TASK OBJECTIVE: Copy out lines with the word "xlabel" from the material that follows.

MATERIAL PROVIDED:
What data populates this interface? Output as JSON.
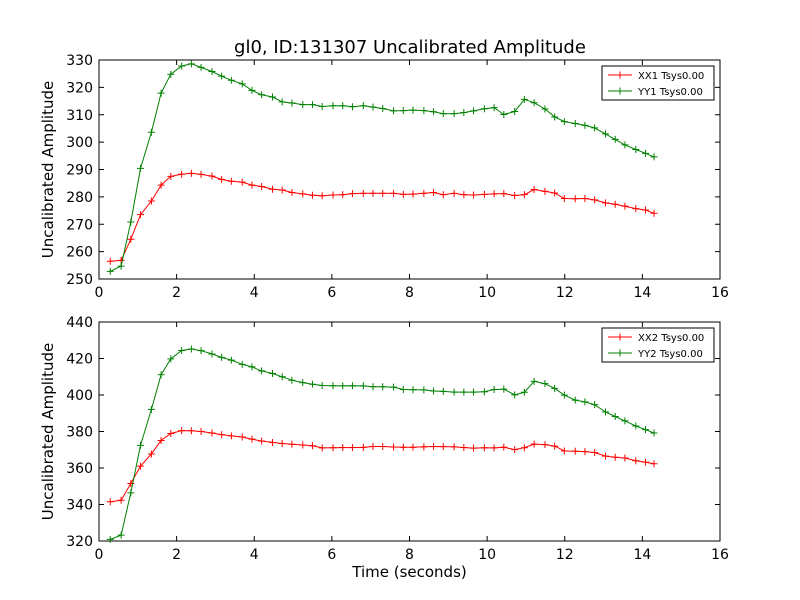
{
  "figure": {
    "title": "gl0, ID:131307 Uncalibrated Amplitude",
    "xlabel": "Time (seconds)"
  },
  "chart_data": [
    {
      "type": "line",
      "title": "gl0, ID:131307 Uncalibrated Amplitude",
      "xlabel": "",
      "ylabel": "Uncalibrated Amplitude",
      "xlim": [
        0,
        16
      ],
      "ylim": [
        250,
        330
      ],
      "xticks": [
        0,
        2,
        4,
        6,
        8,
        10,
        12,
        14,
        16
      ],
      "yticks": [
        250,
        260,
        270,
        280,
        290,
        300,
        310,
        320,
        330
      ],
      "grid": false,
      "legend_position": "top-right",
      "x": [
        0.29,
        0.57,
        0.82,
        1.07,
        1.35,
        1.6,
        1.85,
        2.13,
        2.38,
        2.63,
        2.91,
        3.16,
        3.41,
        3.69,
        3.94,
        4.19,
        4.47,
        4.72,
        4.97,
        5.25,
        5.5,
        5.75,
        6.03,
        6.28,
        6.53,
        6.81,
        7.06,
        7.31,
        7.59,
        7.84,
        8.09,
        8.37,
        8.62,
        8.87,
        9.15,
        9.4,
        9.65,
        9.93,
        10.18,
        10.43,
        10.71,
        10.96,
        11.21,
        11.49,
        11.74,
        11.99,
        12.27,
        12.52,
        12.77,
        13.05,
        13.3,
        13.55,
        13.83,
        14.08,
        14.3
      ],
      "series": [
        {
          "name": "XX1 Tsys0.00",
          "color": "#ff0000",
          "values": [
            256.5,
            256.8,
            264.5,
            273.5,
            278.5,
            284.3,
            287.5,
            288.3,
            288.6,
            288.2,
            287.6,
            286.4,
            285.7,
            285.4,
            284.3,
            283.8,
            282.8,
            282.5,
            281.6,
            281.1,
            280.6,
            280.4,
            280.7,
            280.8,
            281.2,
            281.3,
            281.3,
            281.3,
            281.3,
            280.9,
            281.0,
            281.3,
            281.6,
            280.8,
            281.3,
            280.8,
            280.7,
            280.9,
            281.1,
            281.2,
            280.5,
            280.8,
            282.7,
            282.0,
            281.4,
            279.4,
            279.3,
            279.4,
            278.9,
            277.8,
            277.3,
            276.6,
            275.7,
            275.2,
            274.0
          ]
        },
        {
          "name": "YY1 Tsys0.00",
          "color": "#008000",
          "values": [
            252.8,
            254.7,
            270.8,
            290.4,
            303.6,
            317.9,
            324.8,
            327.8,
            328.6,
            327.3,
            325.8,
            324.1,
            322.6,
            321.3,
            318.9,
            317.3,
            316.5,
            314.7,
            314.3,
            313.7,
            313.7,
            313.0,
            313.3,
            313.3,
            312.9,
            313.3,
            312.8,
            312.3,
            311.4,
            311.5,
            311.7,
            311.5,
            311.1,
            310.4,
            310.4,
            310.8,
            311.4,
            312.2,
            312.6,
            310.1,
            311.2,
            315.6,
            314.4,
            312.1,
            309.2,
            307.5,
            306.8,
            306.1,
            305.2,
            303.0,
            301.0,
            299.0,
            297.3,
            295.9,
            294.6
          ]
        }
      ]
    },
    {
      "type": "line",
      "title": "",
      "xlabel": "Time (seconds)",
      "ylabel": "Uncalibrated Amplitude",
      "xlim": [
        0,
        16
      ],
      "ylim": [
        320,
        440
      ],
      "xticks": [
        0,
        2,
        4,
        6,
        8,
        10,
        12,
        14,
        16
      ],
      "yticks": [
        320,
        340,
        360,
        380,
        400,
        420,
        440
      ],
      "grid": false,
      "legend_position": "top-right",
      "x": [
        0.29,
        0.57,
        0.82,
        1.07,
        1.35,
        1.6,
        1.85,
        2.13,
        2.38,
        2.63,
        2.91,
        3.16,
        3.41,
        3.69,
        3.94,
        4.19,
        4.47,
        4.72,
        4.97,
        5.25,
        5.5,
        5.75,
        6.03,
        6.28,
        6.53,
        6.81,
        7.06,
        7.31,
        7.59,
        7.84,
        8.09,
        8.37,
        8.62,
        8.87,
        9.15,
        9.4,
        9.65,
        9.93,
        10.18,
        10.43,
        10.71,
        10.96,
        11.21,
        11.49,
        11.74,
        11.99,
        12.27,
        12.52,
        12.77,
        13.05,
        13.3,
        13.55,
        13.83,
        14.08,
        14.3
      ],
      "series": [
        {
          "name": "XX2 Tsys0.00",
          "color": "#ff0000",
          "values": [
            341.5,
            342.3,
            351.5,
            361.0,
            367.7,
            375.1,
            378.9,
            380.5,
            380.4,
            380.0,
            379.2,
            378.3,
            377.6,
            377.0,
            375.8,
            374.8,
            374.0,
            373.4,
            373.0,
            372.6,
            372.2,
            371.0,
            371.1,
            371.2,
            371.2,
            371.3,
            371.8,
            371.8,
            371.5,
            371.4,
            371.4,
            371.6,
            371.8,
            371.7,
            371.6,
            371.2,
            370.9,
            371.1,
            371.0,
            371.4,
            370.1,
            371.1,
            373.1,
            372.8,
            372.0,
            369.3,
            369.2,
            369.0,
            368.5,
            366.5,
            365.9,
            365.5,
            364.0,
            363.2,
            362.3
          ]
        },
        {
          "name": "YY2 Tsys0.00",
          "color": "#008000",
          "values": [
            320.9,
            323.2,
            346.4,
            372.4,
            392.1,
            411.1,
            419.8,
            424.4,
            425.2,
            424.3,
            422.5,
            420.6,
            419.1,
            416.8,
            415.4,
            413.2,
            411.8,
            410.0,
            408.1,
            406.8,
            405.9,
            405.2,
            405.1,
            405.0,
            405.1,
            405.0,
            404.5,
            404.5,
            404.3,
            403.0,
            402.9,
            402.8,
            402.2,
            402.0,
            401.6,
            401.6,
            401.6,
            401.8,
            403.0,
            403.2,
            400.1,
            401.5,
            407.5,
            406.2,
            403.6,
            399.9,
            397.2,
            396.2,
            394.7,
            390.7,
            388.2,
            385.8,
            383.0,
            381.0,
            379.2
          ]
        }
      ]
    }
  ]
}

EXERCISE RESPONSE:
    "xlabel": "Time (seconds)"
      "xlabel": "",
      "xlabel": "Time (seconds)",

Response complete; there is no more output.